━━━ Listed records ━━━

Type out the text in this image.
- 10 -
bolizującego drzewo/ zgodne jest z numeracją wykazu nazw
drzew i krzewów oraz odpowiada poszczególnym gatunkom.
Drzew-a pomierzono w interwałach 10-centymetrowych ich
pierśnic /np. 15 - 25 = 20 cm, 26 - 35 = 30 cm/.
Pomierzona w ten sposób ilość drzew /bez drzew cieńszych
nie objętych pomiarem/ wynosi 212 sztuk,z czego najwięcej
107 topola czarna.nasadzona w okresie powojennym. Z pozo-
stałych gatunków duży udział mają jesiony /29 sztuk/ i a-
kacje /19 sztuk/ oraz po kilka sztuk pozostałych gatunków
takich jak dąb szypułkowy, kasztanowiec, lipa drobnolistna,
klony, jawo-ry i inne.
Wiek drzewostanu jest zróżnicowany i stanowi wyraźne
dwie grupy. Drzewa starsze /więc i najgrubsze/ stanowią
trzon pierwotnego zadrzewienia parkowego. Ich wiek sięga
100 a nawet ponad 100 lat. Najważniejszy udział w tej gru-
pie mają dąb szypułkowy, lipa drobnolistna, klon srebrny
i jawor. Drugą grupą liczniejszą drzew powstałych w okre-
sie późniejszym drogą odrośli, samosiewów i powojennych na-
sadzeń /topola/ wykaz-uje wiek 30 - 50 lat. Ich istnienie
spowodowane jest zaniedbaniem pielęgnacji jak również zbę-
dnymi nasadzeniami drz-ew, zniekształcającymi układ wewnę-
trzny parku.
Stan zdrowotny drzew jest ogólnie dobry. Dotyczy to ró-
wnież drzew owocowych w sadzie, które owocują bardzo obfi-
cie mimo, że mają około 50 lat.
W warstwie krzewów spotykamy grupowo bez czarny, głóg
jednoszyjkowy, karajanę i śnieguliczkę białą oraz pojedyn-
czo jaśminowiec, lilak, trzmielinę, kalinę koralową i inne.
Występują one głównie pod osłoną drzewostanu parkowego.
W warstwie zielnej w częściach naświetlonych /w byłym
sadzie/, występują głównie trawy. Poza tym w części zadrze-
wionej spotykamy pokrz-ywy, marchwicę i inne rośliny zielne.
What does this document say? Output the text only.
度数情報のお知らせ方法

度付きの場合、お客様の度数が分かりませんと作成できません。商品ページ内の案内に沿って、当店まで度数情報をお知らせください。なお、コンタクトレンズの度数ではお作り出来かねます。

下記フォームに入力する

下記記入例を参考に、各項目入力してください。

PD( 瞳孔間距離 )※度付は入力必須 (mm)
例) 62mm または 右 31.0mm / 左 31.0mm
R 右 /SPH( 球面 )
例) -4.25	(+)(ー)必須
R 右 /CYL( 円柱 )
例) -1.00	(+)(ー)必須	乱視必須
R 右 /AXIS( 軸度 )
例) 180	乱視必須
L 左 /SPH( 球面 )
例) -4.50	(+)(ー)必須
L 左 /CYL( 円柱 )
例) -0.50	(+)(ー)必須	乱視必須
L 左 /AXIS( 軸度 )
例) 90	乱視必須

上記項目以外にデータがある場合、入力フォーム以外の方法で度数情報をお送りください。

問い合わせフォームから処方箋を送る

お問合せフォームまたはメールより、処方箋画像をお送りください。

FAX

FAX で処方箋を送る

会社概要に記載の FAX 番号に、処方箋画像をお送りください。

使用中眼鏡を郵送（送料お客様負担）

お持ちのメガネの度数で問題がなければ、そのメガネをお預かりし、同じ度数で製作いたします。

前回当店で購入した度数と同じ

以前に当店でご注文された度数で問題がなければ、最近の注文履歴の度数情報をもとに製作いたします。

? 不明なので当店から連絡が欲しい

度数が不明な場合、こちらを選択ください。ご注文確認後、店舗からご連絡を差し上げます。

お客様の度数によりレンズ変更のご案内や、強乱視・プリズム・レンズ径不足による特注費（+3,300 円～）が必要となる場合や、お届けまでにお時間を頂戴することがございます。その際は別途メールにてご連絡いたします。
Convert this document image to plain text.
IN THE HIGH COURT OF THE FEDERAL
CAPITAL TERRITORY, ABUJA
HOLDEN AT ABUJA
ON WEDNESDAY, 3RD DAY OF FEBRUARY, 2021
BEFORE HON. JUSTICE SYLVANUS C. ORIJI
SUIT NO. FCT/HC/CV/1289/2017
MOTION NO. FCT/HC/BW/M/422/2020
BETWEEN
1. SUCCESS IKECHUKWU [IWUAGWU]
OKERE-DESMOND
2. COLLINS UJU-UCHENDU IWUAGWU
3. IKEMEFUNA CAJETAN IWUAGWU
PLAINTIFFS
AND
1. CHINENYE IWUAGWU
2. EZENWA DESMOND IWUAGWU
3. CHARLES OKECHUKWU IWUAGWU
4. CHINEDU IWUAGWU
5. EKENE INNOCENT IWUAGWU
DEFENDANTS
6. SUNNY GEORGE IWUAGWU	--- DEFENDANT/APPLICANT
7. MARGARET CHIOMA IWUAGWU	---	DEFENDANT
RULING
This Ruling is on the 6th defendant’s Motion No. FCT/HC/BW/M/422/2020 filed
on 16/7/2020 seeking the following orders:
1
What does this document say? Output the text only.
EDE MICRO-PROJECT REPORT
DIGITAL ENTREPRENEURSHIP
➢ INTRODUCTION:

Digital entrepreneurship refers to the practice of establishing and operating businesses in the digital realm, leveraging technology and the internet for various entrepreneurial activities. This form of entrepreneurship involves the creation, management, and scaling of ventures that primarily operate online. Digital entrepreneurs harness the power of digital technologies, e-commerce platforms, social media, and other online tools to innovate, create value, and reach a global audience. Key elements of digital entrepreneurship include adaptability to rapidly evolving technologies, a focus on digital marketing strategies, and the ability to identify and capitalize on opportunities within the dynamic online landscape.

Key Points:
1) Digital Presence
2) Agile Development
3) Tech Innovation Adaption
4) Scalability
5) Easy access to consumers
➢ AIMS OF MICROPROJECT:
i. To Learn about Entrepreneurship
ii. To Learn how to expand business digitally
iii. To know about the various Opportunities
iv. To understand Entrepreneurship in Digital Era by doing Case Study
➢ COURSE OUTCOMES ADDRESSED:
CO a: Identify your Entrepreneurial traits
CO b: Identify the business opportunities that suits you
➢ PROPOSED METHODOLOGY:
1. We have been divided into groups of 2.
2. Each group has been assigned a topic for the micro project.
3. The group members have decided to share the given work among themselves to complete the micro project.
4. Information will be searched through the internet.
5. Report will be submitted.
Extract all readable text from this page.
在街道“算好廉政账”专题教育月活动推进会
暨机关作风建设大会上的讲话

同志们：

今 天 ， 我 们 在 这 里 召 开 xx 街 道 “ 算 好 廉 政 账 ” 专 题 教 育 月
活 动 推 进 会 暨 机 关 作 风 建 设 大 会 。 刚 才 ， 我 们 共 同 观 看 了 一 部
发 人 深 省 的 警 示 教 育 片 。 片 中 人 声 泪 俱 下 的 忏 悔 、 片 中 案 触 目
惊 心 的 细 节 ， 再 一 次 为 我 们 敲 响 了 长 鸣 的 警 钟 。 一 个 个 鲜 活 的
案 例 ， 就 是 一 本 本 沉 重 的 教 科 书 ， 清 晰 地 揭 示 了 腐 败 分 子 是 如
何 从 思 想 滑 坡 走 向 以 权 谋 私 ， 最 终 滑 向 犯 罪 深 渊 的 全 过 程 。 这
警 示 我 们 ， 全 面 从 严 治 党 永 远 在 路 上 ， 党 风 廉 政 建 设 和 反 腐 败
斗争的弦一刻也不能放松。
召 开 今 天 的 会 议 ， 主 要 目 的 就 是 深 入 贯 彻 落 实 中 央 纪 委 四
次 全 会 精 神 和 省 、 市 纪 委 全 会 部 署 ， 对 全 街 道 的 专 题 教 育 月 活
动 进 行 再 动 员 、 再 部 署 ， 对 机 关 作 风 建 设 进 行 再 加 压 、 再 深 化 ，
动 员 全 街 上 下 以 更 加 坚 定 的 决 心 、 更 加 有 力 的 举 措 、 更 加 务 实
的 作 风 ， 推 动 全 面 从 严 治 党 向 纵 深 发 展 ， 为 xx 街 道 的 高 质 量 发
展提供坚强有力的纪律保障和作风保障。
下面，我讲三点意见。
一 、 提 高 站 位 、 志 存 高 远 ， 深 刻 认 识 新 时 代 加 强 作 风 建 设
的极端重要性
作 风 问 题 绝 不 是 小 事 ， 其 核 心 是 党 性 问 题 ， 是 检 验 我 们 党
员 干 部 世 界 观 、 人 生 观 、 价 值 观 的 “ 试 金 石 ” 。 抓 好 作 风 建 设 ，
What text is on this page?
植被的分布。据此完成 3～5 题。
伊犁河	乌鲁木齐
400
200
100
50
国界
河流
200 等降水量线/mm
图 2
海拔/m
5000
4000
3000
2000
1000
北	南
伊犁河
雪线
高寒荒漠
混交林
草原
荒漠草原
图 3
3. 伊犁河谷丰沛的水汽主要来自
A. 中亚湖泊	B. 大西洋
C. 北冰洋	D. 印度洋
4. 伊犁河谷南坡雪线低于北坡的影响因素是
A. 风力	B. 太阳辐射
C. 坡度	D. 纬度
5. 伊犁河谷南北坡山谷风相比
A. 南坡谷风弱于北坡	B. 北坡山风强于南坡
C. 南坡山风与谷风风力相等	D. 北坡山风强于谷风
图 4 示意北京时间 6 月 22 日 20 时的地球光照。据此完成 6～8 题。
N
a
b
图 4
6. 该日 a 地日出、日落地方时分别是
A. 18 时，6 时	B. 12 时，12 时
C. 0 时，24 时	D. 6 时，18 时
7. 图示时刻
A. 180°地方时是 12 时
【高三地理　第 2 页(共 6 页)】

━━━

Request:
Extract exactly the lines between the line containing "What text is on this page?" and the end of the data, including both.

Completed task:
What text is on this page?
植被的分布。据此完成 3～5 题。
伊犁河	乌鲁木齐
400
200
100
50
国界
河流
200 等降水量线/mm
图 2
海拔/m
5000
4000
3000
2000
1000
北	南
伊犁河
雪线
高寒荒漠
混交林
草原
荒漠草原
图 3
3. 伊犁河谷丰沛的水汽主要来自
A. 中亚湖泊	B. 大西洋
C. 北冰洋	D. 印度洋
4. 伊犁河谷南坡雪线低于北坡的影响因素是
A. 风力	B. 太阳辐射
C. 坡度	D. 纬度
5. 伊犁河谷南北坡山谷风相比
A. 南坡谷风弱于北坡	B. 北坡山风强于南坡
C. 南坡山风与谷风风力相等	D. 北坡山风强于谷风
图 4 示意北京时间 6 月 22 日 20 时的地球光照。据此完成 6～8 题。
N
a
b
图 4
6. 该日 a 地日出、日落地方时分别是
A. 18 时，6 时	B. 12 时，12 时
C. 0 时，24 时	D. 6 时，18 时
7. 图示时刻
A. 180°地方时是 12 时
【高三地理　第 2 页(共 6 页)】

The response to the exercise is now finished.